| Written task |
Count only the lines of the records that hold "n低收费", then give the number without any other words.

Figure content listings
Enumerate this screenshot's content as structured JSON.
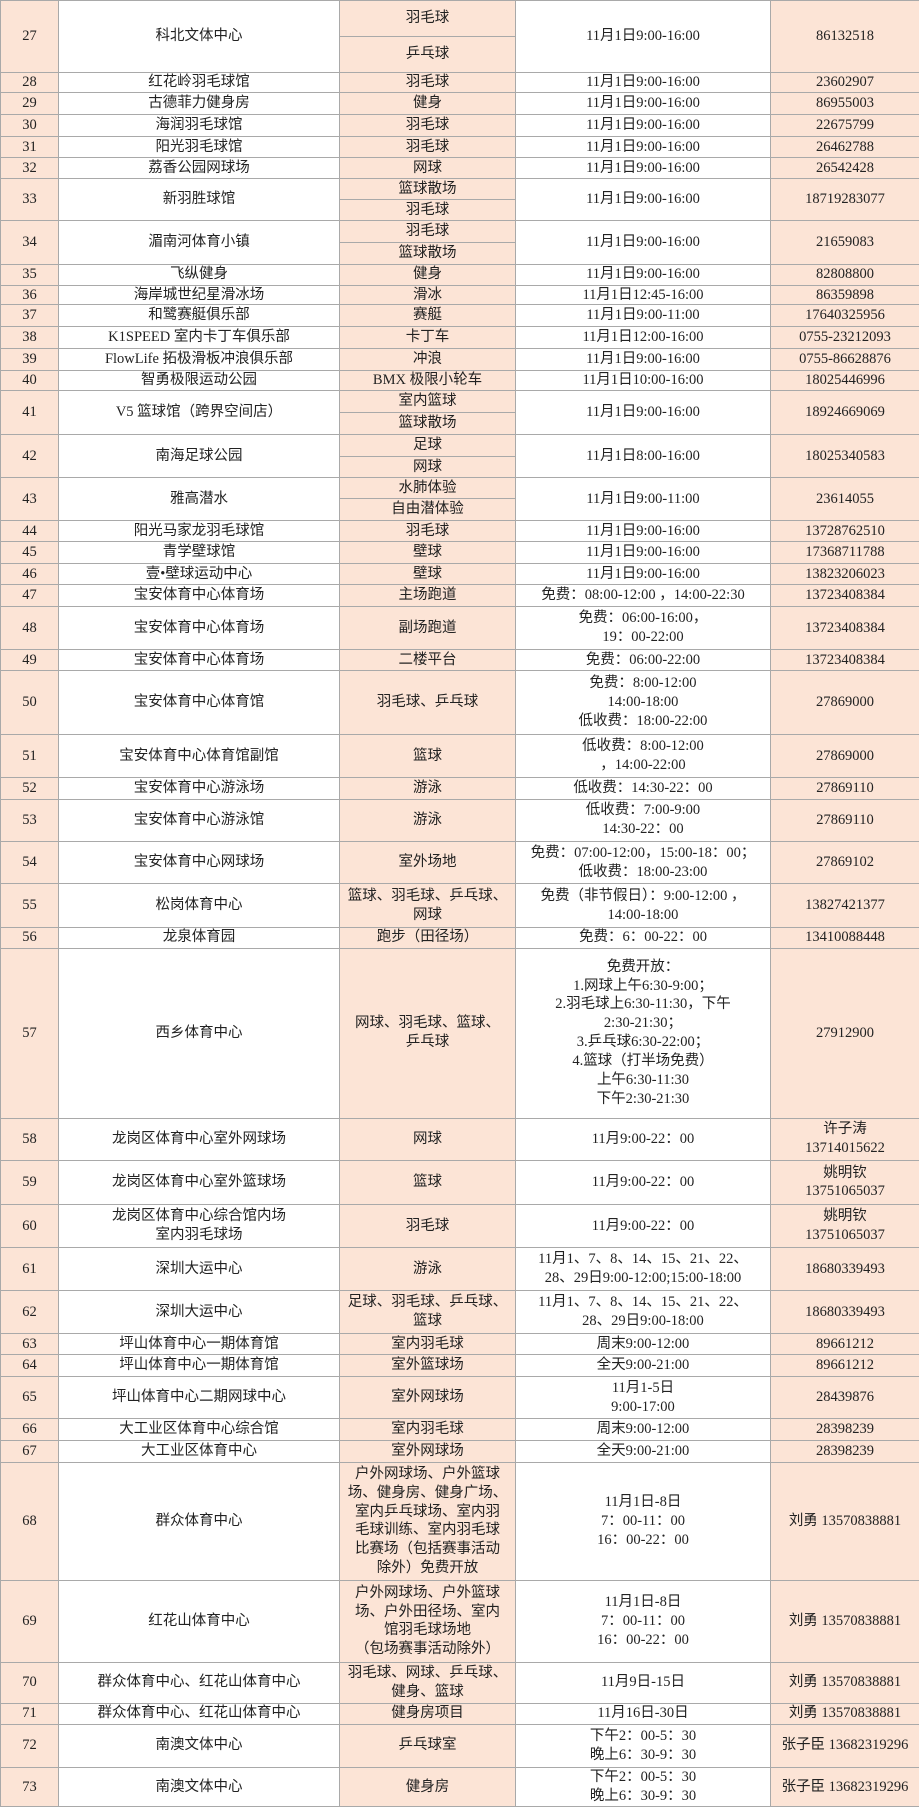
{
  "colors": {
    "peach": "#fce4d6",
    "white": "#ffffff",
    "border": "#a9a9a9"
  },
  "rows": [
    {
      "no": "27",
      "venue": "科北文体中心",
      "sports": [
        "羽毛球",
        "乒乓球"
      ],
      "time": "11月1日9:00-16:00",
      "contact": "86132518"
    },
    {
      "no": "28",
      "venue": "红花岭羽毛球馆",
      "sports": [
        "羽毛球"
      ],
      "time": "11月1日9:00-16:00",
      "contact": "23602907"
    },
    {
      "no": "29",
      "venue": "古德菲力健身房",
      "sports": [
        "健身"
      ],
      "time": "11月1日9:00-16:00",
      "contact": "86955003"
    },
    {
      "no": "30",
      "venue": "海润羽毛球馆",
      "sports": [
        "羽毛球"
      ],
      "time": "11月1日9:00-16:00",
      "contact": "22675799"
    },
    {
      "no": "31",
      "venue": "阳光羽毛球馆",
      "sports": [
        "羽毛球"
      ],
      "time": "11月1日9:00-16:00",
      "contact": "26462788"
    },
    {
      "no": "32",
      "venue": "荔香公园网球场",
      "sports": [
        "网球"
      ],
      "time": "11月1日9:00-16:00",
      "contact": "26542428"
    },
    {
      "no": "33",
      "venue": "新羽胜球馆",
      "sports": [
        "篮球散场",
        "羽毛球"
      ],
      "time": "11月1日9:00-16:00",
      "contact": "18719283077"
    },
    {
      "no": "34",
      "venue": "湄南河体育小镇",
      "sports": [
        "羽毛球",
        "篮球散场"
      ],
      "time": "11月1日9:00-16:00",
      "contact": "21659083"
    },
    {
      "no": "35",
      "venue": "飞纵健身",
      "sports": [
        "健身"
      ],
      "time": "11月1日9:00-16:00",
      "contact": "82808800"
    },
    {
      "no": "36",
      "venue": "海岸城世纪星滑冰场",
      "sports": [
        "滑冰"
      ],
      "time": "11月1日12:45-16:00",
      "contact": "86359898"
    },
    {
      "no": "37",
      "venue": "和鹭赛艇俱乐部",
      "sports": [
        "赛艇"
      ],
      "time": "11月1日9:00-11:00",
      "contact": "17640325956"
    },
    {
      "no": "38",
      "venue": "K1SPEED 室内卡丁车俱乐部",
      "sports": [
        "卡丁车"
      ],
      "time": "11月1日12:00-16:00",
      "contact": "0755-23212093"
    },
    {
      "no": "39",
      "venue": "FlowLife 拓极滑板冲浪俱乐部",
      "sports": [
        "冲浪"
      ],
      "time": "11月1日9:00-16:00",
      "contact": "0755-86628876"
    },
    {
      "no": "40",
      "venue": "智勇极限运动公园",
      "sports": [
        "BMX 极限小轮车"
      ],
      "time": "11月1日10:00-16:00",
      "contact": "18025446996"
    },
    {
      "no": "41",
      "venue": "V5 篮球馆（跨界空间店）",
      "sports": [
        "室内篮球",
        "篮球散场"
      ],
      "time": "11月1日9:00-16:00",
      "contact": "18924669069"
    },
    {
      "no": "42",
      "venue": "南海足球公园",
      "sports": [
        "足球",
        "网球"
      ],
      "time": "11月1日8:00-16:00",
      "contact": "18025340583"
    },
    {
      "no": "43",
      "venue": "雅高潜水",
      "sports": [
        "水肺体验",
        "自由潜体验"
      ],
      "time": "11月1日9:00-11:00",
      "contact": "23614055"
    },
    {
      "no": "44",
      "venue": "阳光马家龙羽毛球馆",
      "sports": [
        "羽毛球"
      ],
      "time": "11月1日9:00-16:00",
      "contact": "13728762510"
    },
    {
      "no": "45",
      "venue": "青学壁球馆",
      "sports": [
        "壁球"
      ],
      "time": "11月1日9:00-16:00",
      "contact": "17368711788"
    },
    {
      "no": "46",
      "venue": "壹•壁球运动中心",
      "sports": [
        "壁球"
      ],
      "time": "11月1日9:00-16:00",
      "contact": "13823206023"
    },
    {
      "no": "47",
      "venue": "宝安体育中心体育场",
      "sports": [
        "主场跑道"
      ],
      "time": "免费：08:00-12:00 ，14:00-22:30",
      "contact": "13723408384"
    },
    {
      "no": "48",
      "venue": "宝安体育中心体育场",
      "sports": [
        "副场跑道"
      ],
      "time": "免费：06:00-16:00，\n19：00-22:00",
      "contact": "13723408384"
    },
    {
      "no": "49",
      "venue": "宝安体育中心体育场",
      "sports": [
        "二楼平台"
      ],
      "time": "免费：06:00-22:00",
      "contact": "13723408384"
    },
    {
      "no": "50",
      "venue": "宝安体育中心体育馆",
      "sports": [
        "羽毛球、乒乓球"
      ],
      "time": "免费：8:00-12:00\n14:00-18:00\n低收费：18:00-22:00",
      "contact": "27869000"
    },
    {
      "no": "51",
      "venue": "宝安体育中心体育馆副馆",
      "sports": [
        "篮球"
      ],
      "time": "低收费：8:00-12:00\n，14:00-22:00",
      "contact": "27869000"
    },
    {
      "no": "52",
      "venue": "宝安体育中心游泳场",
      "sports": [
        "游泳"
      ],
      "time": "低收费：14:30-22：00",
      "contact": "27869110"
    },
    {
      "no": "53",
      "venue": "宝安体育中心游泳馆",
      "sports": [
        "游泳"
      ],
      "time": "低收费：7:00-9:00\n14:30-22：00",
      "contact": "27869110"
    },
    {
      "no": "54",
      "venue": "宝安体育中心网球场",
      "sports": [
        "室外场地"
      ],
      "time": "免费：07:00-12:00，15:00-18：00；\n低收费：18:00-23:00",
      "contact": "27869102"
    },
    {
      "no": "55",
      "venue": "松岗体育中心",
      "sports": [
        "篮球、羽毛球、乒乓球、\n网球"
      ],
      "time": "免费（非节假日）：9:00-12:00 ，\n14:00-18:00",
      "contact": "13827421377"
    },
    {
      "no": "56",
      "venue": "龙泉体育园",
      "sports": [
        "跑步（田径场）"
      ],
      "time": "免费：6：00-22：00",
      "contact": "13410088448"
    },
    {
      "no": "57",
      "venue": "西乡体育中心",
      "sports": [
        "网球、羽毛球、篮球、\n乒乓球"
      ],
      "time": "免费开放：\n1.网球上午6:30-9:00；\n2.羽毛球上6:30-11:30，下午\n2:30-21:30；\n3.乒乓球6:30-22:00；\n4.篮球（打半场免费）\n上午6:30-11:30\n下午2:30-21:30",
      "contact": "27912900"
    },
    {
      "no": "58",
      "venue": "龙岗区体育中心室外网球场",
      "sports": [
        "网球"
      ],
      "time": "11月9:00-22：00",
      "contact": "许子涛\n13714015622"
    },
    {
      "no": "59",
      "venue": "龙岗区体育中心室外篮球场",
      "sports": [
        "篮球"
      ],
      "time": "11月9:00-22：00",
      "contact": "姚明钦\n13751065037"
    },
    {
      "no": "60",
      "venue": "龙岗区体育中心综合馆内场\n室内羽毛球场",
      "sports": [
        "羽毛球"
      ],
      "time": "11月9:00-22：00",
      "contact": "姚明钦\n13751065037"
    },
    {
      "no": "61",
      "venue": "深圳大运中心",
      "sports": [
        "游泳"
      ],
      "time": "11月1、7、8、14、15、21、22、\n28、29日9:00-12:00;15:00-18:00",
      "contact": "18680339493"
    },
    {
      "no": "62",
      "venue": "深圳大运中心",
      "sports": [
        "足球、羽毛球、乒乓球、\n篮球"
      ],
      "time": "11月1、7、8、14、15、21、22、\n28、29日9:00-18:00",
      "contact": "18680339493"
    },
    {
      "no": "63",
      "venue": "坪山体育中心一期体育馆",
      "sports": [
        "室内羽毛球"
      ],
      "time": "周末9:00-12:00",
      "contact": "89661212"
    },
    {
      "no": "64",
      "venue": "坪山体育中心一期体育馆",
      "sports": [
        "室外篮球场"
      ],
      "time": "全天9:00-21:00",
      "contact": "89661212"
    },
    {
      "no": "65",
      "venue": "坪山体育中心二期网球中心",
      "sports": [
        "室外网球场"
      ],
      "time": "11月1-5日\n9:00-17:00",
      "contact": "28439876"
    },
    {
      "no": "66",
      "venue": "大工业区体育中心综合馆",
      "sports": [
        "室内羽毛球"
      ],
      "time": "周末9:00-12:00",
      "contact": "28398239"
    },
    {
      "no": "67",
      "venue": "大工业区体育中心",
      "sports": [
        "室外网球场"
      ],
      "time": "全天9:00-21:00",
      "contact": "28398239"
    },
    {
      "no": "68",
      "venue": "群众体育中心",
      "sports": [
        "户外网球场、户外篮球\n场、健身房、健身广场、\n室内乒乓球场、室内羽\n毛球训练、室内羽毛球\n比赛场（包括赛事活动\n除外）免费开放"
      ],
      "time": "11月1日-8日\n7：00-11：00\n16：00-22：00",
      "contact": "刘勇 13570838881"
    },
    {
      "no": "69",
      "venue": "红花山体育中心",
      "sports": [
        "户外网球场、户外篮球\n场、户外田径场、室内\n馆羽毛球场地\n（包场赛事活动除外）"
      ],
      "time": "11月1日-8日\n7：00-11：00\n16：00-22：00",
      "contact": "刘勇 13570838881"
    },
    {
      "no": "70",
      "venue": "群众体育中心、红花山体育中心",
      "sports": [
        "羽毛球、网球、乒乓球、\n健身、篮球"
      ],
      "time": "11月9日-15日",
      "contact": "刘勇 13570838881"
    },
    {
      "no": "71",
      "venue": "群众体育中心、红花山体育中心",
      "sports": [
        "健身房项目"
      ],
      "time": "11月16日-30日",
      "contact": "刘勇 13570838881"
    },
    {
      "no": "72",
      "venue": "南澳文体中心",
      "sports": [
        "乒乓球室"
      ],
      "time": "下午2：00-5：30\n晚上6：30-9：30",
      "contact": "张子臣 13682319296"
    },
    {
      "no": "73",
      "venue": "南澳文体中心",
      "sports": [
        "健身房"
      ],
      "time": "下午2：00-5：30\n晚上6：30-9：30",
      "contact": "张子臣 13682319296"
    }
  ]
}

| Finished answer |
2